# [TASK TO CARRY OUT]
From the entries below, copy every line holding the word "title".

(Part of a data file)
****************************************
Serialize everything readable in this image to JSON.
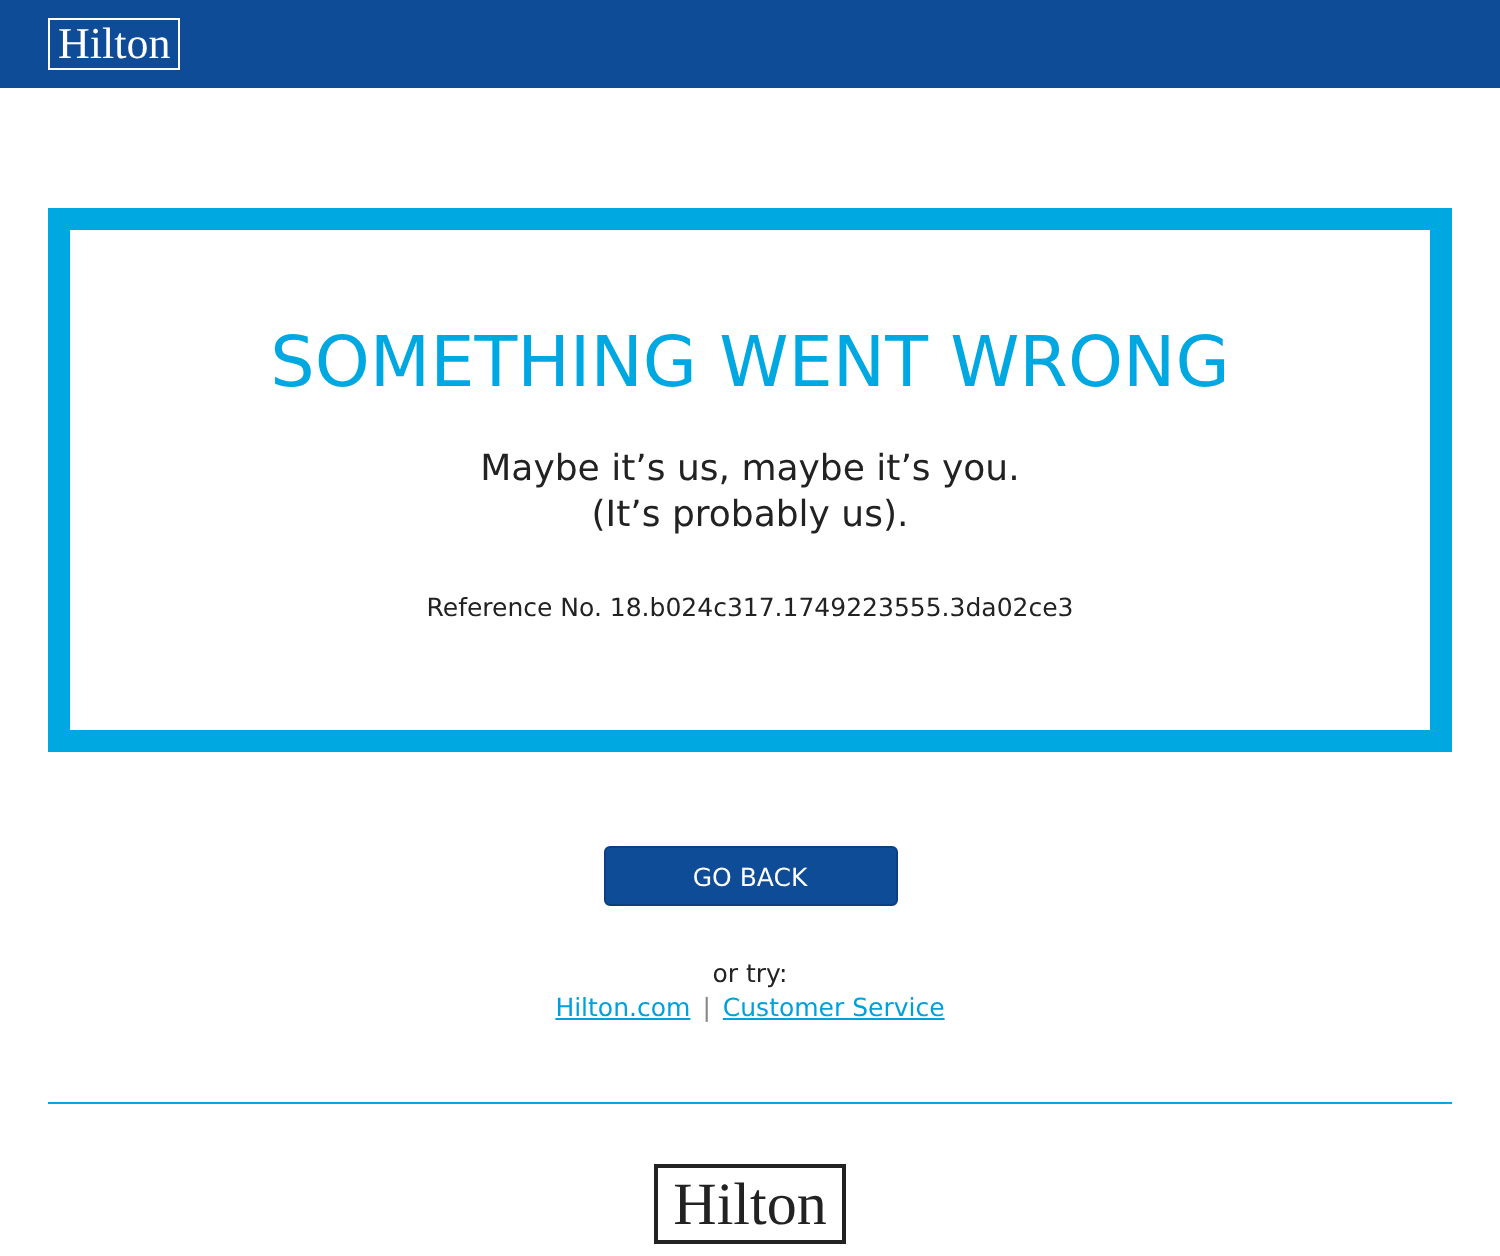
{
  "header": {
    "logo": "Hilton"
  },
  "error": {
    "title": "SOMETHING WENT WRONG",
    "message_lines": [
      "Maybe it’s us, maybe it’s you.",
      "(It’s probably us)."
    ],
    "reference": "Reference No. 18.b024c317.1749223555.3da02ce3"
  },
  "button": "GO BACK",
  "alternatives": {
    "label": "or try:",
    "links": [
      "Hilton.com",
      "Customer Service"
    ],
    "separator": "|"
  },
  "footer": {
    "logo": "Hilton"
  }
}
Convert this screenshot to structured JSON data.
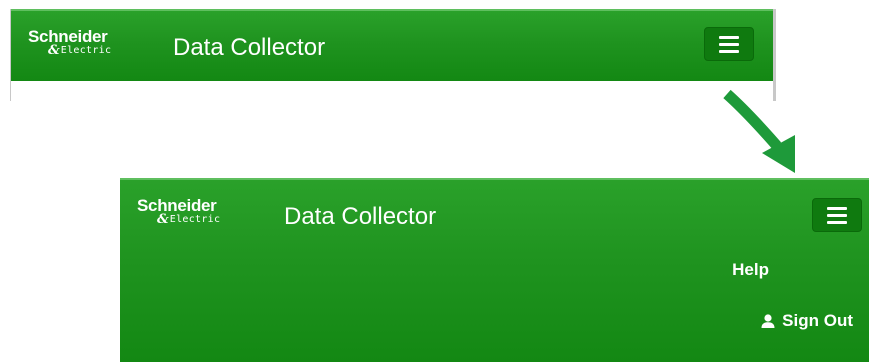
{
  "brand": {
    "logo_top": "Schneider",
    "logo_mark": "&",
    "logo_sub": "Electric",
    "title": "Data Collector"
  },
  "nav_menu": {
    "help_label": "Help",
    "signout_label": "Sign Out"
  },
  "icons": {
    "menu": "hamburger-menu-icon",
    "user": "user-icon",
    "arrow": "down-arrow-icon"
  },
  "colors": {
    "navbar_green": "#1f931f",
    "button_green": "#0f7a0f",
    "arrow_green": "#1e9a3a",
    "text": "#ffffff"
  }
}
****************************************
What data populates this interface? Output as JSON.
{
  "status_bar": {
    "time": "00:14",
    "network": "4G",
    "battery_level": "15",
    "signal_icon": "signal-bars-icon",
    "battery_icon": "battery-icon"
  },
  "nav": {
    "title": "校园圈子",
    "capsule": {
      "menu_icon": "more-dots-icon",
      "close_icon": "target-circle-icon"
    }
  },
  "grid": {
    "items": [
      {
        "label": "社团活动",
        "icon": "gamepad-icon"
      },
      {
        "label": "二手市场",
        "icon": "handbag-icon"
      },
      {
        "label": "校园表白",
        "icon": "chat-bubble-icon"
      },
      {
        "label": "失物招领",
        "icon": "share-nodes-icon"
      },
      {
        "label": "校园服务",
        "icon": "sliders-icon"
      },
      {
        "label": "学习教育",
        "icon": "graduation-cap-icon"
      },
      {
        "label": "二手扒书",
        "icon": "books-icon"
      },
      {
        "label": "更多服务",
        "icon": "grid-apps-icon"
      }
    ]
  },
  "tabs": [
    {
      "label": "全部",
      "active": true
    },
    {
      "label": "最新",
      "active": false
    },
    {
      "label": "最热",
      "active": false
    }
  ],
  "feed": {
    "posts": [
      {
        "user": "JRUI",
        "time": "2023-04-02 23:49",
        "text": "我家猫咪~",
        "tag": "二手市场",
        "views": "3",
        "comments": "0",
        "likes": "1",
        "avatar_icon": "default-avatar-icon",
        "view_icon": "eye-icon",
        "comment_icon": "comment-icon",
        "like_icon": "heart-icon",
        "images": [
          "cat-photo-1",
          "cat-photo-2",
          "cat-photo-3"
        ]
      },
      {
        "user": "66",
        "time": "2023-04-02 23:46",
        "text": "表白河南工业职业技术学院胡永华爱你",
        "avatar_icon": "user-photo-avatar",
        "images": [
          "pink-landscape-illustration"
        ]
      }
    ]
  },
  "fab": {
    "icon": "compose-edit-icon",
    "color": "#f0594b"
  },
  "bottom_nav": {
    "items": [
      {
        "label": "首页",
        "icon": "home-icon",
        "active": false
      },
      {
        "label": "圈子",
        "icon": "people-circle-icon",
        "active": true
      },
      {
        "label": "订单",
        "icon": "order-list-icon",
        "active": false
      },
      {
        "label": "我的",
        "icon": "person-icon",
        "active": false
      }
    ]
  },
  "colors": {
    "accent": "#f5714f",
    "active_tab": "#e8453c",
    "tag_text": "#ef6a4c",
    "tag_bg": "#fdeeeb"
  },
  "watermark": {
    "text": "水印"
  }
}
****************************************
# [WRITTEN RESPONSE]
    "title": "SOMETHING WENT WRONG",
    "title": "Data Collector"
    "title": "校园圈子",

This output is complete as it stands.